§ **Goal of the exercise**
Check every line of the material below for the string "Groupedbar", and return the ones that have it.
^^^^^^^^
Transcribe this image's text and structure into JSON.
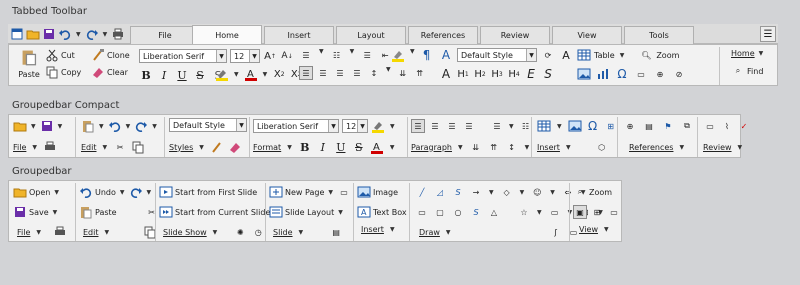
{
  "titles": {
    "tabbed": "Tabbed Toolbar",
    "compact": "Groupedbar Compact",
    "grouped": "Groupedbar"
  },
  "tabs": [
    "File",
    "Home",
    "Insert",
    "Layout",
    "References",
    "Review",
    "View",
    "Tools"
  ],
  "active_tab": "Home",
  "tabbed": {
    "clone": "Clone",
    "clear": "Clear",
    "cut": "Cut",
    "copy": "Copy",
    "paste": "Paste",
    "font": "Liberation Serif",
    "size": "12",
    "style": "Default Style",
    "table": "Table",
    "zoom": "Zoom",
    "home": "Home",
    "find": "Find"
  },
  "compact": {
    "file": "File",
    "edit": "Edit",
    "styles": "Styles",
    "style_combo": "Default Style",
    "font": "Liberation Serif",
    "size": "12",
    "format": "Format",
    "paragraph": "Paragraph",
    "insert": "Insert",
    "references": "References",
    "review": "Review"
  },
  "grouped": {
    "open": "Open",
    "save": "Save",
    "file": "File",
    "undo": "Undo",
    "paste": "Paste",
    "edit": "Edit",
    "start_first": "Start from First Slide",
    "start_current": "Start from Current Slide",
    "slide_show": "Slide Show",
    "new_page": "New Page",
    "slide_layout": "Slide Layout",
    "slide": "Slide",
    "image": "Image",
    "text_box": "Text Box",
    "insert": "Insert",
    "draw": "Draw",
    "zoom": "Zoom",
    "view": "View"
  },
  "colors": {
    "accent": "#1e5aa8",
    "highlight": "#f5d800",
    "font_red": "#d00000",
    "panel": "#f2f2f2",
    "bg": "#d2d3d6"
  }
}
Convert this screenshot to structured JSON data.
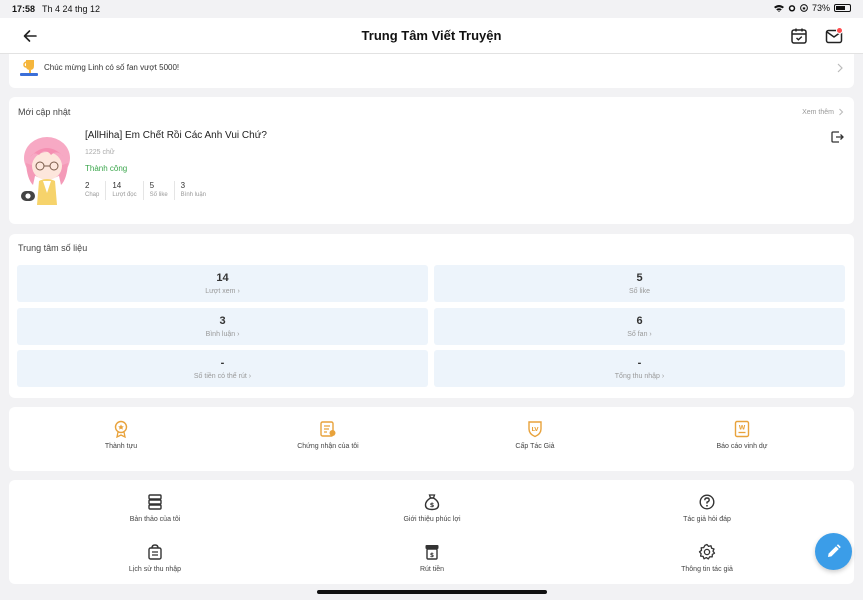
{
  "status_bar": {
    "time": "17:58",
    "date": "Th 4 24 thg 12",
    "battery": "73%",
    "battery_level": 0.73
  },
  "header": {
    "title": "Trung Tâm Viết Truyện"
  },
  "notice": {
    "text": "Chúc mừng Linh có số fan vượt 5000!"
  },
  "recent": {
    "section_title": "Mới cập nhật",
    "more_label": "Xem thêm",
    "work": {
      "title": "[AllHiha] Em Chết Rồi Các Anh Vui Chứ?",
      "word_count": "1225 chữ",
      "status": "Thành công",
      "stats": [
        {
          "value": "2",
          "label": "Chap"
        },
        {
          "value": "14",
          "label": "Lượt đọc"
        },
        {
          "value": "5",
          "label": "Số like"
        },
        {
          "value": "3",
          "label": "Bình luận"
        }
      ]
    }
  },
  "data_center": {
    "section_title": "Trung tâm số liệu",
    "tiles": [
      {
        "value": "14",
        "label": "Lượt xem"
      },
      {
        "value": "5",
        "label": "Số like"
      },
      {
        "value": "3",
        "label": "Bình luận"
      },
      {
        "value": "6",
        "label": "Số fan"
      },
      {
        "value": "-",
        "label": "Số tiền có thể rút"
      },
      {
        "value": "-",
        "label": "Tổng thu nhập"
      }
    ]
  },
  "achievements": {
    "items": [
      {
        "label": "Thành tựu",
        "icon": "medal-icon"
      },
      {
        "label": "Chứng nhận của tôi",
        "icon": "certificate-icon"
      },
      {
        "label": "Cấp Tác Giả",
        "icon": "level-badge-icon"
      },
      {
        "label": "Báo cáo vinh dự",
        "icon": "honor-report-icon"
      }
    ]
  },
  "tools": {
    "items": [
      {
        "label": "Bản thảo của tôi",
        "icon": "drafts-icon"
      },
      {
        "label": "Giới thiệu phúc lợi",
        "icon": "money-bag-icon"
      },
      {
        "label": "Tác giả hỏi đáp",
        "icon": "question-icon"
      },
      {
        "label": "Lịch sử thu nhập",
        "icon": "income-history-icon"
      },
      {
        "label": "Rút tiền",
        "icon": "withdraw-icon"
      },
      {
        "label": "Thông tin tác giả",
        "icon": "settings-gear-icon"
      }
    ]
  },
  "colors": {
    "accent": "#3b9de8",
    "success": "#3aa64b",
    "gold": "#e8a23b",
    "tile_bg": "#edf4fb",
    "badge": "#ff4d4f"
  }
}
^^^^^^^^
§ **Task output**
    "compact": "Groupedbar Compact",
    "grouped": "Groupedbar"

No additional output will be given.